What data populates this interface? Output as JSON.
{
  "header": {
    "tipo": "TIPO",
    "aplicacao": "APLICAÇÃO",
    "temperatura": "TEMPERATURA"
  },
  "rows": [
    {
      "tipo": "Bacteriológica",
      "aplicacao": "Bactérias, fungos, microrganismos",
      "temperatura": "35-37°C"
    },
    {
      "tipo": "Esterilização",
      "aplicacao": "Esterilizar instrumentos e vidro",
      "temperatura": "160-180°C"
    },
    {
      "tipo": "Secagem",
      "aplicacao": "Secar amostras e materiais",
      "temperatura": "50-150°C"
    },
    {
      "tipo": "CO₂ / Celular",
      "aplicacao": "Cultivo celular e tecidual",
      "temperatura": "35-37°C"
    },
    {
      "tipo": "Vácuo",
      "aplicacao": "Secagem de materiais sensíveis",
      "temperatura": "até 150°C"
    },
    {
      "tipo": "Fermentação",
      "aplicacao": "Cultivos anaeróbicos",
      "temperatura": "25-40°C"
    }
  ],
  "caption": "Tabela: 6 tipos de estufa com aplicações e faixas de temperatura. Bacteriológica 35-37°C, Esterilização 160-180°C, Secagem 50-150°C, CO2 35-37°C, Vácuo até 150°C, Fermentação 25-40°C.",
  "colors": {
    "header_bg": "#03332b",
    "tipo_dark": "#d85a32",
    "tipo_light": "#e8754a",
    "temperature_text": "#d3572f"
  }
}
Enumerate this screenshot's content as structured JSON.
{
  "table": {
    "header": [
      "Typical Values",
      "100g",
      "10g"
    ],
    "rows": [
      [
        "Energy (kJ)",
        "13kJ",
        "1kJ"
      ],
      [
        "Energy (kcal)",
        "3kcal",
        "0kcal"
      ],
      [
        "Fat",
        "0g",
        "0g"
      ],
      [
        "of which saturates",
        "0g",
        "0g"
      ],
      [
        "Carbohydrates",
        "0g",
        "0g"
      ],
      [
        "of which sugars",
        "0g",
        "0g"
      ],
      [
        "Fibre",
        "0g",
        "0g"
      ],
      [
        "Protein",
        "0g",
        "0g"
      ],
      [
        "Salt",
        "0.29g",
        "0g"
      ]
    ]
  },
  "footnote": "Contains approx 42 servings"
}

+ + + +

■ TASK GOAL ■
What lines in the data above contain the word "Esterilização"? Show them all.

■ ANSWER TO THIS PROBLEM ■
      "tipo": "Esterilização",
  "caption": "Tabela: 6 tipos de estufa com aplicações e faixas de temperatura. Bacteriológica 35-37°C, Esterilização 160-180°C, Secagem 50-150°C, CO2 35-37°C, Vácuo até 150°C, Fermentação 25-40°C.",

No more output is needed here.